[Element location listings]
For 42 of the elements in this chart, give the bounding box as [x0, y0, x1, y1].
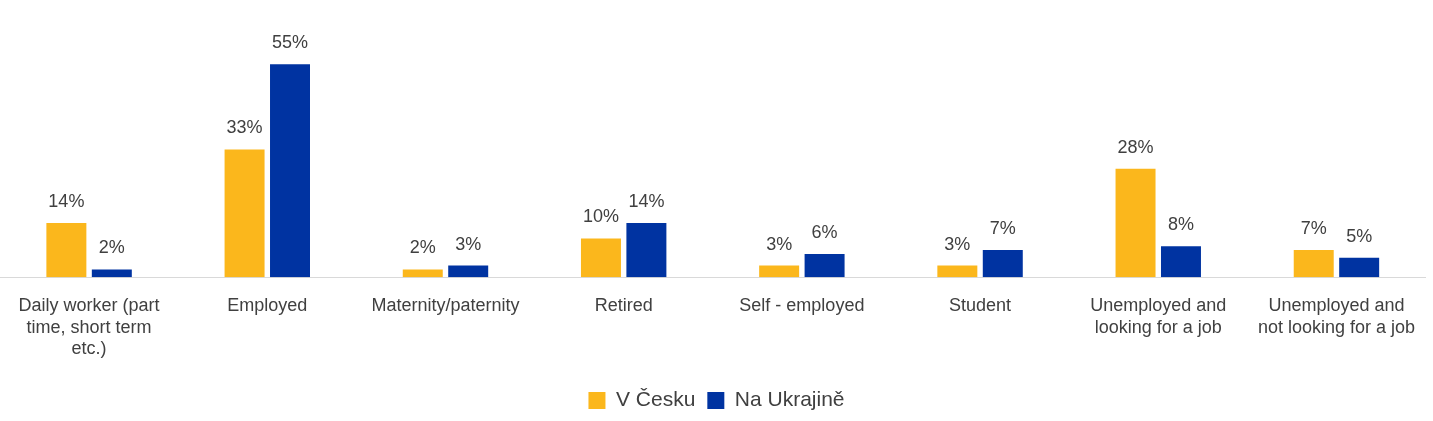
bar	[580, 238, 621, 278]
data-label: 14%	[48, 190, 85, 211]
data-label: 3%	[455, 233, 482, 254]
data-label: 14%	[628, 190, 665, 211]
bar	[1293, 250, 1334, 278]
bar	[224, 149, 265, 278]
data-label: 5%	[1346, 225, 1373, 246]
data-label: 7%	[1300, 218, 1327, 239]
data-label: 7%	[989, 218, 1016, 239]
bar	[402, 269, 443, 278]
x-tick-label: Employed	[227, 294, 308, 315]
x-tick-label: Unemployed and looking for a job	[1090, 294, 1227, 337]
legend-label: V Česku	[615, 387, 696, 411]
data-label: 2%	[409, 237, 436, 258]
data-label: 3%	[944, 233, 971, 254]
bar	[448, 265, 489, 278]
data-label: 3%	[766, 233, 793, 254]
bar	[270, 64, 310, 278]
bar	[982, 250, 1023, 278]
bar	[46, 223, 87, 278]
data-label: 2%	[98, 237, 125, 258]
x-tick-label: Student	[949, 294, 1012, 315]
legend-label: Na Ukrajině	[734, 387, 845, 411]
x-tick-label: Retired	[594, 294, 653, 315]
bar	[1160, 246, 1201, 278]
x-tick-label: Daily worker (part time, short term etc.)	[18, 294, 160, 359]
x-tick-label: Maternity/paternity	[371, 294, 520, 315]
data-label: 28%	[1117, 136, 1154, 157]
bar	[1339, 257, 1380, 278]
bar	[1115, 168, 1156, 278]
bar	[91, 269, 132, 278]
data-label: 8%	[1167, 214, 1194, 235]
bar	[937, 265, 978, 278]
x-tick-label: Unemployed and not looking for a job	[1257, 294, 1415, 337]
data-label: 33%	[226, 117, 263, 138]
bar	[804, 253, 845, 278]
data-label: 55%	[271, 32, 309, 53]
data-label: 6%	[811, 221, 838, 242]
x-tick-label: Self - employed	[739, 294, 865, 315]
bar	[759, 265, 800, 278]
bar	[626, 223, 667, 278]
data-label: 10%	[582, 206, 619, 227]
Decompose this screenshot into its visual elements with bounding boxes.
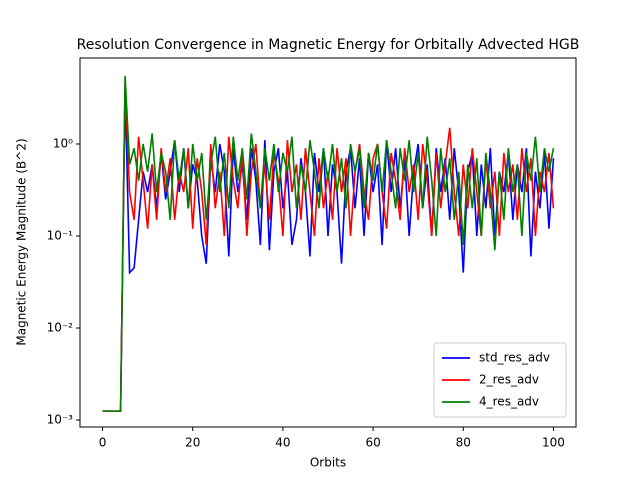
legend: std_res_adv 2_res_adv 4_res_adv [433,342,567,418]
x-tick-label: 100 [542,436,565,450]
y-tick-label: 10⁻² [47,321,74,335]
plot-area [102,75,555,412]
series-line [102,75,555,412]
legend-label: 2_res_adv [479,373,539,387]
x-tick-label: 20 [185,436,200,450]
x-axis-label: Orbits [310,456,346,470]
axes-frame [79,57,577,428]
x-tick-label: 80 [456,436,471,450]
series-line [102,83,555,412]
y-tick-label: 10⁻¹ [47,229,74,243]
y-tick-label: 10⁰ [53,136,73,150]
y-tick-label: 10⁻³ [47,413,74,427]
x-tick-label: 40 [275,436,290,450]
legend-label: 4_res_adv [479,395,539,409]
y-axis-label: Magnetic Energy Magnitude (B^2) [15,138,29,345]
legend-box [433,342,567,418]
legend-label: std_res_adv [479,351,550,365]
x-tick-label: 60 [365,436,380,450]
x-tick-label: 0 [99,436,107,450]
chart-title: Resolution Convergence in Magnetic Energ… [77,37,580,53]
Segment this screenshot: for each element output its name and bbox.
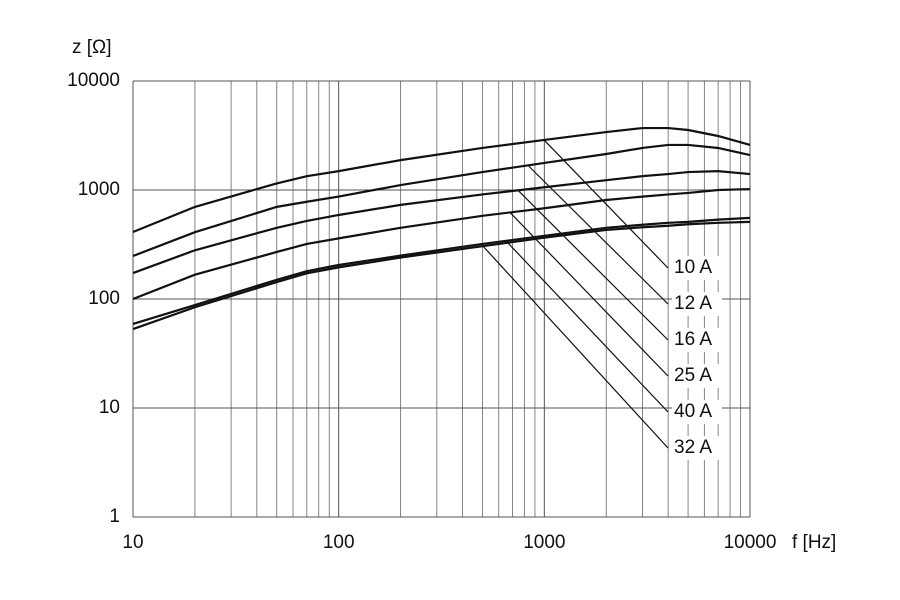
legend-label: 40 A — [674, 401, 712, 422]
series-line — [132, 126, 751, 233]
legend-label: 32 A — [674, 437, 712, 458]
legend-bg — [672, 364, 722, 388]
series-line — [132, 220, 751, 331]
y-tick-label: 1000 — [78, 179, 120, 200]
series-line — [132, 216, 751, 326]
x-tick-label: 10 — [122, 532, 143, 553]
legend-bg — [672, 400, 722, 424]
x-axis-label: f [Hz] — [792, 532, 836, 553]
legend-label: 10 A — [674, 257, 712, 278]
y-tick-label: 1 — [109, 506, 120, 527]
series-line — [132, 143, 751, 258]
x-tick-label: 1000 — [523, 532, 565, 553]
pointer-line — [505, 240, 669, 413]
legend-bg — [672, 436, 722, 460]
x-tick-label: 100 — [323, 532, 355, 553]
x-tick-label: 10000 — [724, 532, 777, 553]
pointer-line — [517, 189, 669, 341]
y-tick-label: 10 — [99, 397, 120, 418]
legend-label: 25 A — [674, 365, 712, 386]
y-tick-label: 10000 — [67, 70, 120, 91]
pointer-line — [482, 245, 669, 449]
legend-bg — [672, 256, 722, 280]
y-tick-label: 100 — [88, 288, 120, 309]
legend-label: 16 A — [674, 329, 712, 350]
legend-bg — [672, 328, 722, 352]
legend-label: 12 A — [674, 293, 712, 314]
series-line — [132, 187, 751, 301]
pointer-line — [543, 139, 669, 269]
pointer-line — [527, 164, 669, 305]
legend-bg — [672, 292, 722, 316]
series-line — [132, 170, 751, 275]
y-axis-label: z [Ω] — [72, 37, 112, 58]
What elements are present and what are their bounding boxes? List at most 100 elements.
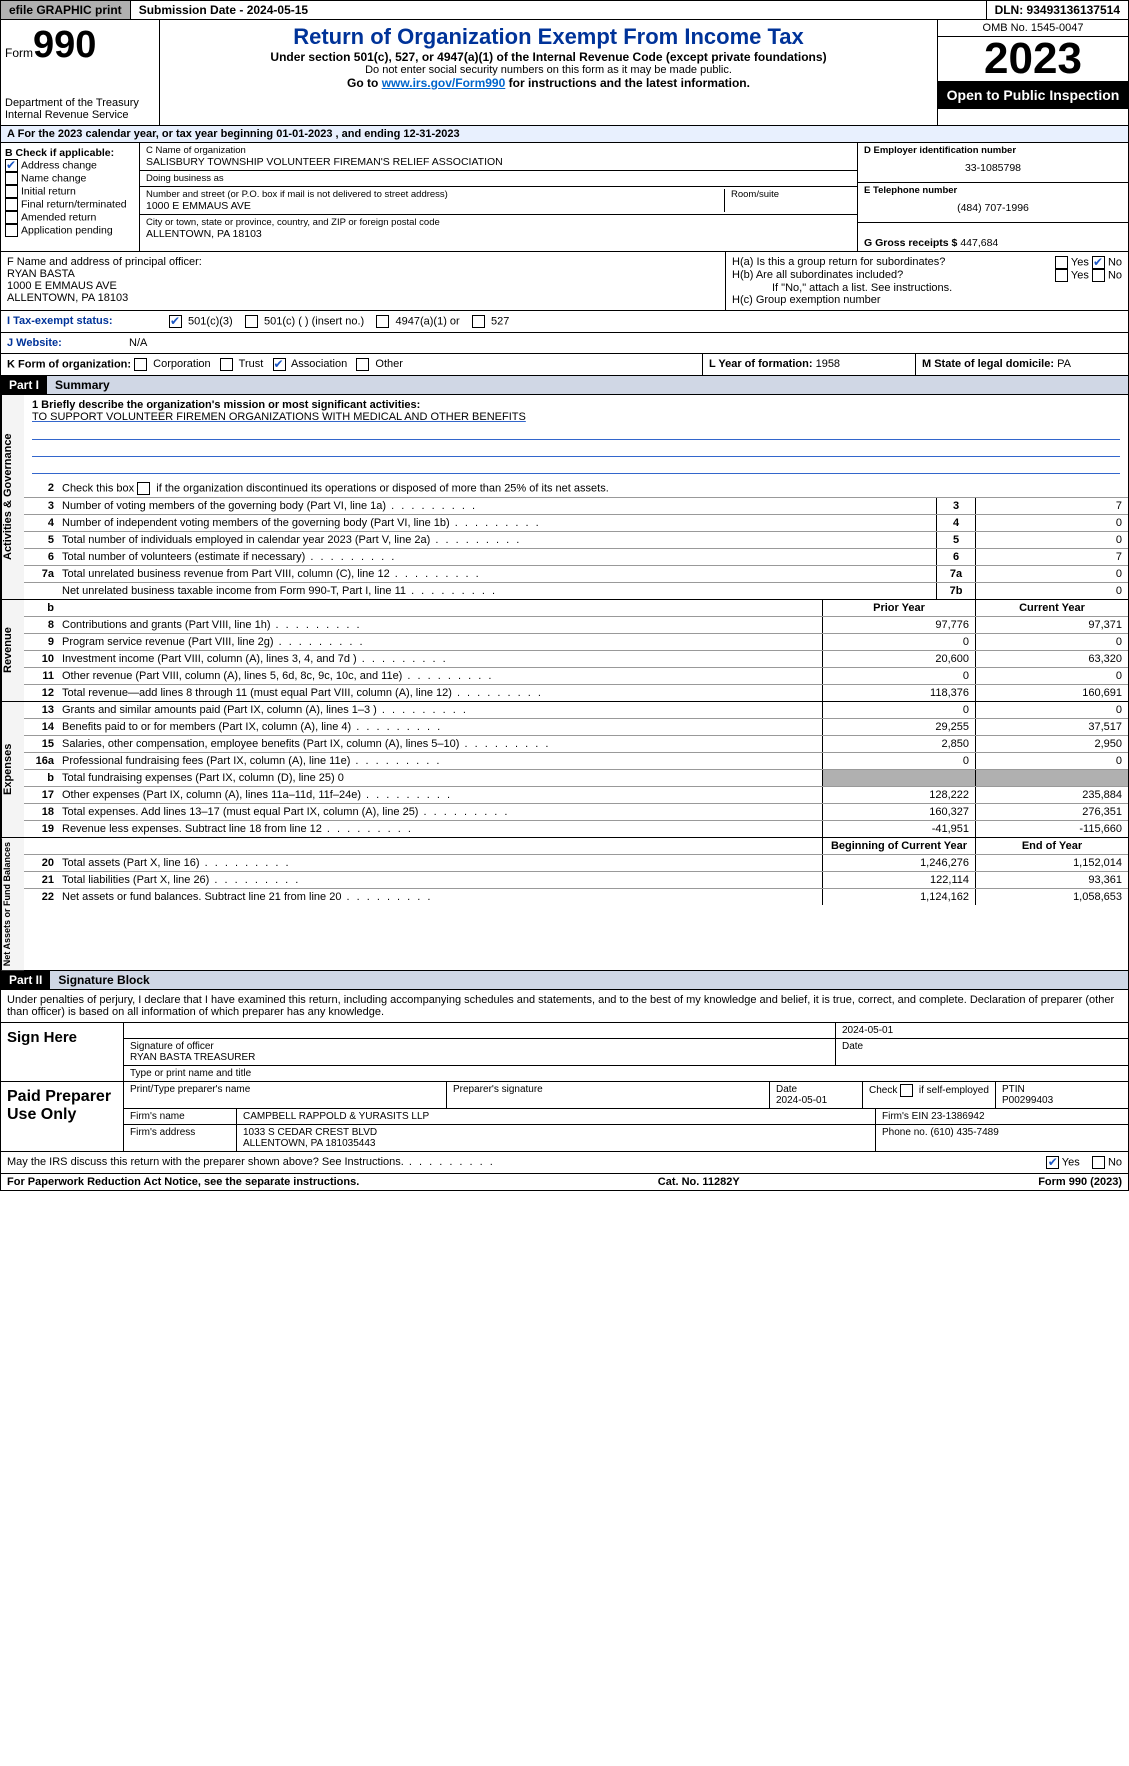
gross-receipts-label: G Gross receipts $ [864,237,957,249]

To be done ▸
Write out the items verbatim, beginning at the line that contains "legend: std_res_adv 2_res_adv" and stopping after the line that contains "legend-label: 4_res_adv [479,395,539,409]".

Result of the task ▸
legend: std_res_adv 2_res_adv 4_res_adv [433,342,567,418]
x-tick-label: 100 [542,436,565,450]
y-tick-label: 10⁻² [47,321,74,335]
plot-area [102,75,555,412]
series-line [102,75,555,412]
legend-label: 2_res_adv [479,373,539,387]
x-tick-label: 20 [185,436,200,450]
x-axis-label: Orbits [310,456,346,470]
axes-frame [79,57,577,428]
x-tick-label: 80 [456,436,471,450]
series-line [102,83,555,412]
y-tick-label: 10⁻¹ [47,229,74,243]
y-tick-label: 10⁰ [53,136,73,150]
y-tick-label: 10⁻³ [47,413,74,427]
x-tick-label: 40 [275,436,290,450]
legend-label: 4_res_adv [479,395,539,409]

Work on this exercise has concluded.